SHORT TASK: Read the data and repeat all of it exactly.

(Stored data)
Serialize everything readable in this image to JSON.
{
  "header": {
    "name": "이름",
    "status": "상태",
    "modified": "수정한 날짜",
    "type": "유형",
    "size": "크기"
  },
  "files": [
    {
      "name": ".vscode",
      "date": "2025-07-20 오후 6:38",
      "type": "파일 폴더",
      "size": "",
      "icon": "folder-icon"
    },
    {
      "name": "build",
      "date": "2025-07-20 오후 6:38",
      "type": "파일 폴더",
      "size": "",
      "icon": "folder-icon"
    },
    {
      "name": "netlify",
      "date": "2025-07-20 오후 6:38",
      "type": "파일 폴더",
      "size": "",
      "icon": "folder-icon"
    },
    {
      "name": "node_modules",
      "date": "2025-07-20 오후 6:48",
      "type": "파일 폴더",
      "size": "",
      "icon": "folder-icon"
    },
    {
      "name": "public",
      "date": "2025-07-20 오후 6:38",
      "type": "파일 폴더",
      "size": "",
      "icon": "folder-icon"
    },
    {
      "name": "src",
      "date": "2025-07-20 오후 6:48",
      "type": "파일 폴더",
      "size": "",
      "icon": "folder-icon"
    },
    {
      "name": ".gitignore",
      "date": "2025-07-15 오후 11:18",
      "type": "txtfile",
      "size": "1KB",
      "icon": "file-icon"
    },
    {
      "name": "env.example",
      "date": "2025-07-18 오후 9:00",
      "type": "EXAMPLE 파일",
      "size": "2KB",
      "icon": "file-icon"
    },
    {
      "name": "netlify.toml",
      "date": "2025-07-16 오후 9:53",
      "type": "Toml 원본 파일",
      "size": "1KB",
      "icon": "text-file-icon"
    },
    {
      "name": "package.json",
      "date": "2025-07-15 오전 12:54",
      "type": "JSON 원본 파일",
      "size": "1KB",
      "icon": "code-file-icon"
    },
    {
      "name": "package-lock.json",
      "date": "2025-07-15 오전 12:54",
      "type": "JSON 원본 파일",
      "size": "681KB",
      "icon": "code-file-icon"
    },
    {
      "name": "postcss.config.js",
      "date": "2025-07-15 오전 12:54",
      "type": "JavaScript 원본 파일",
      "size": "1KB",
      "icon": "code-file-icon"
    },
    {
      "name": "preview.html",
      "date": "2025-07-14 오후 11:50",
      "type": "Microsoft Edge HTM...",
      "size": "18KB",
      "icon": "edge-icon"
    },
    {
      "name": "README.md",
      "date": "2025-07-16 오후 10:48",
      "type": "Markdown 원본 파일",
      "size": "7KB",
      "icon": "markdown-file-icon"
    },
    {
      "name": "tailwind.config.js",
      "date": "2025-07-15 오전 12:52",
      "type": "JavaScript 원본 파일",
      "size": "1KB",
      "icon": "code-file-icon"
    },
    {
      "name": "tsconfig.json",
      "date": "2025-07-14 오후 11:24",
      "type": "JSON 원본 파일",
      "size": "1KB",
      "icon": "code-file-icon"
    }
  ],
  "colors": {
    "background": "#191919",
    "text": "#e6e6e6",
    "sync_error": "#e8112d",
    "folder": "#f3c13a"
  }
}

CORRECT RESULT:
Serialize everything readable in this image to JSON.
{
  "header": {
    "name": "이름",
    "status": "상태",
    "modified": "수정한 날짜",
    "type": "유형",
    "size": "크기"
  },
  "files": [
    {
      "name": ".vscode",
      "date": "2025-07-20 오후 6:38",
      "type": "파일 폴더",
      "size": "",
      "icon": "folder-icon"
    },
    {
      "name": "build",
      "date": "2025-07-20 오후 6:38",
      "type": "파일 폴더",
      "size": "",
      "icon": "folder-icon"
    },
    {
      "name": "netlify",
      "date": "2025-07-20 오후 6:38",
      "type": "파일 폴더",
      "size": "",
      "icon": "folder-icon"
    },
    {
      "name": "node_modules",
      "date": "2025-07-20 오후 6:48",
      "type": "파일 폴더",
      "size": "",
      "icon": "folder-icon"
    },
    {
      "name": "public",
      "date": "2025-07-20 오후 6:38",
      "type": "파일 폴더",
      "size": "",
      "icon": "folder-icon"
    },
    {
      "name": "src",
      "date": "2025-07-20 오후 6:48",
      "type": "파일 폴더",
      "size": "",
      "icon": "folder-icon"
    },
    {
      "name": ".gitignore",
      "date": "2025-07-15 오후 11:18",
      "type": "txtfile",
      "size": "1KB",
      "icon": "file-icon"
    },
    {
      "name": "env.example",
      "date": "2025-07-18 오후 9:00",
      "type": "EXAMPLE 파일",
      "size": "2KB",
      "icon": "file-icon"
    },
    {
      "name": "netlify.toml",
      "date": "2025-07-16 오후 9:53",
      "type": "Toml 원본 파일",
      "size": "1KB",
      "icon": "text-file-icon"
    },
    {
      "name": "package.json",
      "date": "2025-07-15 오전 12:54",
      "type": "JSON 원본 파일",
      "size": "1KB",
      "icon": "code-file-icon"
    },
    {
      "name": "package-lock.json",
      "date": "2025-07-15 오전 12:54",
      "type": "JSON 원본 파일",
      "size": "681KB",
      "icon": "code-file-icon"
    },
    {
      "name": "postcss.config.js",
      "date": "2025-07-15 오전 12:54",
      "type": "JavaScript 원본 파일",
      "size": "1KB",
      "icon": "code-file-icon"
    },
    {
      "name": "preview.html",
      "date": "2025-07-14 오후 11:50",
      "type": "Microsoft Edge HTM...",
      "size": "18KB",
      "icon": "edge-icon"
    },
    {
      "name": "README.md",
      "date": "2025-07-16 오후 10:48",
      "type": "Markdown 원본 파일",
      "size": "7KB",
      "icon": "markdown-file-icon"
    },
    {
      "name": "tailwind.config.js",
      "date": "2025-07-15 오전 12:52",
      "type": "JavaScript 원본 파일",
      "size": "1KB",
      "icon": "code-file-icon"
    },
    {
      "name": "tsconfig.json",
      "date": "2025-07-14 오후 11:24",
      "type": "JSON 원본 파일",
      "size": "1KB",
      "icon": "code-file-icon"
    }
  ],
  "colors": {
    "background": "#191919",
    "text": "#e6e6e6",
    "sync_error": "#e8112d",
    "folder": "#f3c13a"
  }
}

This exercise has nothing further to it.